DIRECTIVE
Search the data below for the string "terms". Extract every line that contains it.

SUPPLIED MATERIAL

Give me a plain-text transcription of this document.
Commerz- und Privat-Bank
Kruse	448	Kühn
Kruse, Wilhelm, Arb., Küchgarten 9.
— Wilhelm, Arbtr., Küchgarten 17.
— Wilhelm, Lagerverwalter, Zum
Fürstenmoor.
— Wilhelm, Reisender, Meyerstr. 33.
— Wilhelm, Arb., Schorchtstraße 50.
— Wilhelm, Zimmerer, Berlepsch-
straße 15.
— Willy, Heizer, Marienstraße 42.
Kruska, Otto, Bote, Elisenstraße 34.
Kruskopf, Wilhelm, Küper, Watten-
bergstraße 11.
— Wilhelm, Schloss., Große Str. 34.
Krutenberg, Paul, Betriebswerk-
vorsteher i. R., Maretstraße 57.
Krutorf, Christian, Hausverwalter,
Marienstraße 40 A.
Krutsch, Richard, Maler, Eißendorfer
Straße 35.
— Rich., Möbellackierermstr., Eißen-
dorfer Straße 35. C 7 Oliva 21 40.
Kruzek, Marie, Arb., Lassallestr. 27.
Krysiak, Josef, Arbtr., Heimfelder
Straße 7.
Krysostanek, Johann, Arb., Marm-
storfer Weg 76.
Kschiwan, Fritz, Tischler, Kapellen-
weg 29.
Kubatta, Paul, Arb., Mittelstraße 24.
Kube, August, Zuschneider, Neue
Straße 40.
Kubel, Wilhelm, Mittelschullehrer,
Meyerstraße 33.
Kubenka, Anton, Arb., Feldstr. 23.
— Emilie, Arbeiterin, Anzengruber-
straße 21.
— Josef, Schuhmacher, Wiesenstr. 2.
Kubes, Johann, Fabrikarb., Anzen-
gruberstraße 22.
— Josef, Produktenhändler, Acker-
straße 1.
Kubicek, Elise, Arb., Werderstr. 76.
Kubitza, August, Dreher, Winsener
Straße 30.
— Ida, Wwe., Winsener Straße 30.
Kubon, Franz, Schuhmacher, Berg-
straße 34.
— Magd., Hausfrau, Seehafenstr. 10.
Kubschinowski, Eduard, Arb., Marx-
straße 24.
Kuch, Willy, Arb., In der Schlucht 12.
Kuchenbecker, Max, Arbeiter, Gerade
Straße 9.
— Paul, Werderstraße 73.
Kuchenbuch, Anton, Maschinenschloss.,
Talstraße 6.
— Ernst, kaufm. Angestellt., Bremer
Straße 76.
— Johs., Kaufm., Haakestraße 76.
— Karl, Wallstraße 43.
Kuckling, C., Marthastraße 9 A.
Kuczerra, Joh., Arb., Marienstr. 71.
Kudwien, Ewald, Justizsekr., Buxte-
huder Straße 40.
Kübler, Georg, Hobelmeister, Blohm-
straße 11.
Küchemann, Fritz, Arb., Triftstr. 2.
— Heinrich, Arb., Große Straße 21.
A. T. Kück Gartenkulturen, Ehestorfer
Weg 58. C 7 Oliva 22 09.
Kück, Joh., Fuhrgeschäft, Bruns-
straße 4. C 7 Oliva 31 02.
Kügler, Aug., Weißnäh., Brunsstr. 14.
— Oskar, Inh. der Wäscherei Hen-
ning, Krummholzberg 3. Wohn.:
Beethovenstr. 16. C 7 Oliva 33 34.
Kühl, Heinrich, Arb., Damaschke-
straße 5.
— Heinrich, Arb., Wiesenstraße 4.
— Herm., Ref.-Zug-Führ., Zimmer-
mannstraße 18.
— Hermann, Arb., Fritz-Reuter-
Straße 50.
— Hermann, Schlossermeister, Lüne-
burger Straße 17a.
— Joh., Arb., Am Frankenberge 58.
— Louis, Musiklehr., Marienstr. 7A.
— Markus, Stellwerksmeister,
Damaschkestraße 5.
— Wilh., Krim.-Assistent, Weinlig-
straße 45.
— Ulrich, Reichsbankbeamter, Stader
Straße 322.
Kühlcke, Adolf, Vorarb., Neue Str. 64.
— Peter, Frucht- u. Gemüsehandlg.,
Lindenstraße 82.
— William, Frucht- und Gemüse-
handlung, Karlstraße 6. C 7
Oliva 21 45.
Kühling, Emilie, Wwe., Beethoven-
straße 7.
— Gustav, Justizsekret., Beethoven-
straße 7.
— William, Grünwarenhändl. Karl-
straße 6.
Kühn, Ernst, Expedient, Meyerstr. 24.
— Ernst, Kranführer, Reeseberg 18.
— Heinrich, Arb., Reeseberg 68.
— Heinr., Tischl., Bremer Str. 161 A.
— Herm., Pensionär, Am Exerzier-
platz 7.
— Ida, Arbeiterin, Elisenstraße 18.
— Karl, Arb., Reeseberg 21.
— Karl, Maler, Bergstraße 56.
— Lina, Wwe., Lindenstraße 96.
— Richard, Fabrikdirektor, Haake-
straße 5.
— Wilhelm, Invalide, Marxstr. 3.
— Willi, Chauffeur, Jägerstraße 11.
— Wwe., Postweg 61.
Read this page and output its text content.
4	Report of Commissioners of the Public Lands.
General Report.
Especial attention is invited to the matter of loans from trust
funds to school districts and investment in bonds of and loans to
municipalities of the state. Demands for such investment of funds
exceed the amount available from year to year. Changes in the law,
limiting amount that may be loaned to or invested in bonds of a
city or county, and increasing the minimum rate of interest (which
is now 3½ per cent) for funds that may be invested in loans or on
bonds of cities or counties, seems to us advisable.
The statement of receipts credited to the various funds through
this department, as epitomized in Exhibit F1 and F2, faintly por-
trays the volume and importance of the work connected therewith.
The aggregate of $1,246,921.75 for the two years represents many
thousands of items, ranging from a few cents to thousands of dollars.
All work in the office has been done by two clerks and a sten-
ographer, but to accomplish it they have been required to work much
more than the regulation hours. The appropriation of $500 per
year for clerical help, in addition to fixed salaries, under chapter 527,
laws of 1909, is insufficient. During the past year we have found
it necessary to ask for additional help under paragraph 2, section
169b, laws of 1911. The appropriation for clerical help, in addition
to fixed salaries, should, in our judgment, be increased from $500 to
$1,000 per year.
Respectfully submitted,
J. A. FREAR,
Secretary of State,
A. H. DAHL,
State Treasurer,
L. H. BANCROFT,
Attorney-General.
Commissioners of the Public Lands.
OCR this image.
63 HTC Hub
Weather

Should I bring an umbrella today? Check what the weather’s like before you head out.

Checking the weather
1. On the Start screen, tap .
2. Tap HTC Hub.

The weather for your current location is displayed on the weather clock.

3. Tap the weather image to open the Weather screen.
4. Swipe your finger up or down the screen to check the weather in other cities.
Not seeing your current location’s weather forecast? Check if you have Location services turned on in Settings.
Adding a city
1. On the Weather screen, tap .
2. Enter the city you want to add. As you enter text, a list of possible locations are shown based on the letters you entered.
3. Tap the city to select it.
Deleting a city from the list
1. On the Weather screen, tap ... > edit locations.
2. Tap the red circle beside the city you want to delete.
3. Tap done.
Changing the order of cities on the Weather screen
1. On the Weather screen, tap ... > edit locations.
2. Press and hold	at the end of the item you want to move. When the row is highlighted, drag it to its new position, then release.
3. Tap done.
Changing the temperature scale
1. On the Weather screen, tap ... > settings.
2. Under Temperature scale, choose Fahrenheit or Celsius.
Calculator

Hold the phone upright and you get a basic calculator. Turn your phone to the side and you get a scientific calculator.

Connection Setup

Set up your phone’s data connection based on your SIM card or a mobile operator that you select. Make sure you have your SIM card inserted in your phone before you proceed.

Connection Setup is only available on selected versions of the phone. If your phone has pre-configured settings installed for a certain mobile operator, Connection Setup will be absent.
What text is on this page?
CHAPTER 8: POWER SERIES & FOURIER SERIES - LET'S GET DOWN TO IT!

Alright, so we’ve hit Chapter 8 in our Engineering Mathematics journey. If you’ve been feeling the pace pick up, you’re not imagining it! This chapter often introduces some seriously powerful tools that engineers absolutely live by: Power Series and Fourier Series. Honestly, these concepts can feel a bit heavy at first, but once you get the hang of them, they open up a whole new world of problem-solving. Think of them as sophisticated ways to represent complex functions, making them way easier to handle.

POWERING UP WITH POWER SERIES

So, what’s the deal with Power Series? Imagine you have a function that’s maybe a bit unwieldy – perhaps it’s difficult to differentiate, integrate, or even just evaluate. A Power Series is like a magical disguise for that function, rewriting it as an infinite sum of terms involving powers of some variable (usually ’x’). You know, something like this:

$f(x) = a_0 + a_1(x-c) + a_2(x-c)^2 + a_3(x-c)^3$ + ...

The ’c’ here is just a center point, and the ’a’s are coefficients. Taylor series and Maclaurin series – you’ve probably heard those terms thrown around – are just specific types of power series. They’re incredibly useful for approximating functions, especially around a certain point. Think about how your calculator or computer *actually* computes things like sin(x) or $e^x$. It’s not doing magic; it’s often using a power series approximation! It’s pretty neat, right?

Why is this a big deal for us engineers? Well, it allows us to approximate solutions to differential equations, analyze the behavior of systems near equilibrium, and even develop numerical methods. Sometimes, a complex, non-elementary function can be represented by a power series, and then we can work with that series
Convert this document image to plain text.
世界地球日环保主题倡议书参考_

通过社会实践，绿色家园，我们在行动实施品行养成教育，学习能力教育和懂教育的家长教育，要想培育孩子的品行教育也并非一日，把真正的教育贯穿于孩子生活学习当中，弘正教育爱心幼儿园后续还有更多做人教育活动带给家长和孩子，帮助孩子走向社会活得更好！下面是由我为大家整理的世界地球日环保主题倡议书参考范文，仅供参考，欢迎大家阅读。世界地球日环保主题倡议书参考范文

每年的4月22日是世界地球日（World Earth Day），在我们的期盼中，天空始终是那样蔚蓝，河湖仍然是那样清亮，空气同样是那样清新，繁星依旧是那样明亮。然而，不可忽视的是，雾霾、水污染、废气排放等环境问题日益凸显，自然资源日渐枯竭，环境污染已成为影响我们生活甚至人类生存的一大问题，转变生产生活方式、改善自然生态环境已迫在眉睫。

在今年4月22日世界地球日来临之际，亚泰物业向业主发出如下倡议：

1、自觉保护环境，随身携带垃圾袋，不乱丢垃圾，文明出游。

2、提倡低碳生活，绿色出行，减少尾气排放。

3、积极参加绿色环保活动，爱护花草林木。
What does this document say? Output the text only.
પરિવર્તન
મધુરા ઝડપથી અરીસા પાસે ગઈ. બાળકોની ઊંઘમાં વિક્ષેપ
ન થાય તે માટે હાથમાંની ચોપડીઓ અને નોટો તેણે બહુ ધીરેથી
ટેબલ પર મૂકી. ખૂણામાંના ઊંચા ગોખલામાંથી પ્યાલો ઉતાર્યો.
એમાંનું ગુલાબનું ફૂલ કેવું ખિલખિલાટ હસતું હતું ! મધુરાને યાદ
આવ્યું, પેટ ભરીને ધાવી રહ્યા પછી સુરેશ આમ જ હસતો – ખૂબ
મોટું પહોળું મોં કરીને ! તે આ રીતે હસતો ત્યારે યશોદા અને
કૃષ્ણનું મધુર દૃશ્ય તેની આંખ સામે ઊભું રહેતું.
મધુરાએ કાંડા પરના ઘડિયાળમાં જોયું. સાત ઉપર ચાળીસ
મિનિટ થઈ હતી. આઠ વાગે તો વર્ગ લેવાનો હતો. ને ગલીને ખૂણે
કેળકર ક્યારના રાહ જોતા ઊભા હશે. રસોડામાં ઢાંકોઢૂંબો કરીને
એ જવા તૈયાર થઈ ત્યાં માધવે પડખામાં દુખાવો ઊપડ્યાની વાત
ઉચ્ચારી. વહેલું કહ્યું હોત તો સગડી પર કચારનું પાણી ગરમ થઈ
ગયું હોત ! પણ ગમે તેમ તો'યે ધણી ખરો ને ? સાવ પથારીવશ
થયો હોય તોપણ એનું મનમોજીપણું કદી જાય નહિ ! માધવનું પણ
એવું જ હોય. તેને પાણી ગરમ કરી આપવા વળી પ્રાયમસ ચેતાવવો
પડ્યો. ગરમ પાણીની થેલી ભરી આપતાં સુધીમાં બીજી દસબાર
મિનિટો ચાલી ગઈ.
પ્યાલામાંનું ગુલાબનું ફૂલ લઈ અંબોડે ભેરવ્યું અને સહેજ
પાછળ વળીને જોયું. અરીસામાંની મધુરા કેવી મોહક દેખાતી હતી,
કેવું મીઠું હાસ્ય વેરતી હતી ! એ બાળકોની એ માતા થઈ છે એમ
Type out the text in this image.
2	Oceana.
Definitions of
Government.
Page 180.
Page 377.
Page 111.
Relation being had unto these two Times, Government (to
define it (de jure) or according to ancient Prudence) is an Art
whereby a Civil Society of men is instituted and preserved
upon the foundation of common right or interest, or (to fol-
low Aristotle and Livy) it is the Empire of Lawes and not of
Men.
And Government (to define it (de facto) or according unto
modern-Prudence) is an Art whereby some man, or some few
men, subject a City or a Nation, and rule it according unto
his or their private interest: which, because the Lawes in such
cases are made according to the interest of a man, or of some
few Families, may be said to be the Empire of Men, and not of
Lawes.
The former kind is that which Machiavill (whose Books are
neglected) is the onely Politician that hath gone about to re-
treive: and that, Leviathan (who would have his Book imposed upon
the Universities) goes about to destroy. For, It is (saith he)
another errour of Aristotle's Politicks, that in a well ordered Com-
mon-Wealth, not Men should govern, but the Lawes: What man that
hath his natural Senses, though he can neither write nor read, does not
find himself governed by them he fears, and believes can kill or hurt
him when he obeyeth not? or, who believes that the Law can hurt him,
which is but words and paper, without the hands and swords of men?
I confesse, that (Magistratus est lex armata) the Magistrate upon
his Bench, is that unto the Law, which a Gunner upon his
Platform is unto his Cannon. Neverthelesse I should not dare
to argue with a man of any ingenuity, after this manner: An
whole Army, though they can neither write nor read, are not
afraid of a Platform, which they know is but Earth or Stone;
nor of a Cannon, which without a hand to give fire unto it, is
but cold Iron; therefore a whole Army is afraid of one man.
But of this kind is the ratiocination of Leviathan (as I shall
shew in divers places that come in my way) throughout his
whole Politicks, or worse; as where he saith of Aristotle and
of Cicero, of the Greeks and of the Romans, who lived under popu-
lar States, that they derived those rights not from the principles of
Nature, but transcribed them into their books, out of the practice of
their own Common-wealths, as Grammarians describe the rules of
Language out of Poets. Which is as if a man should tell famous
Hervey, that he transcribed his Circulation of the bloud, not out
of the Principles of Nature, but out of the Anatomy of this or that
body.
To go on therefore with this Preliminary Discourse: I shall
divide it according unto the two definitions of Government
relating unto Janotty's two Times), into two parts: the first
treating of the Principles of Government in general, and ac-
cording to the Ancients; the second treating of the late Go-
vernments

EXERCISE SOLUTION
So, what’s the deal with Power Series? Imagine you have a function that’s maybe a bit unwieldy – perhaps it’s difficult to differentiate, integrate, or even just evaluate. A Power Series is like a magical disguise for that function, rewriting it as an infinite sum of terms involving powers of some variable (usually ’x’). You know, something like this:
The ’c’ here is just a center point, and the ’a’s are coefficients. Taylor series and Maclaurin series – you’ve probably heard those terms thrown around – are just specific types of power series. They’re incredibly useful for approximating functions, especially around a certain point. Think about how your calculator or computer *actually* computes things like sin(x) or $e^x$. It’s not doing magic; it’s often using a power series approximation! It’s pretty neat, right?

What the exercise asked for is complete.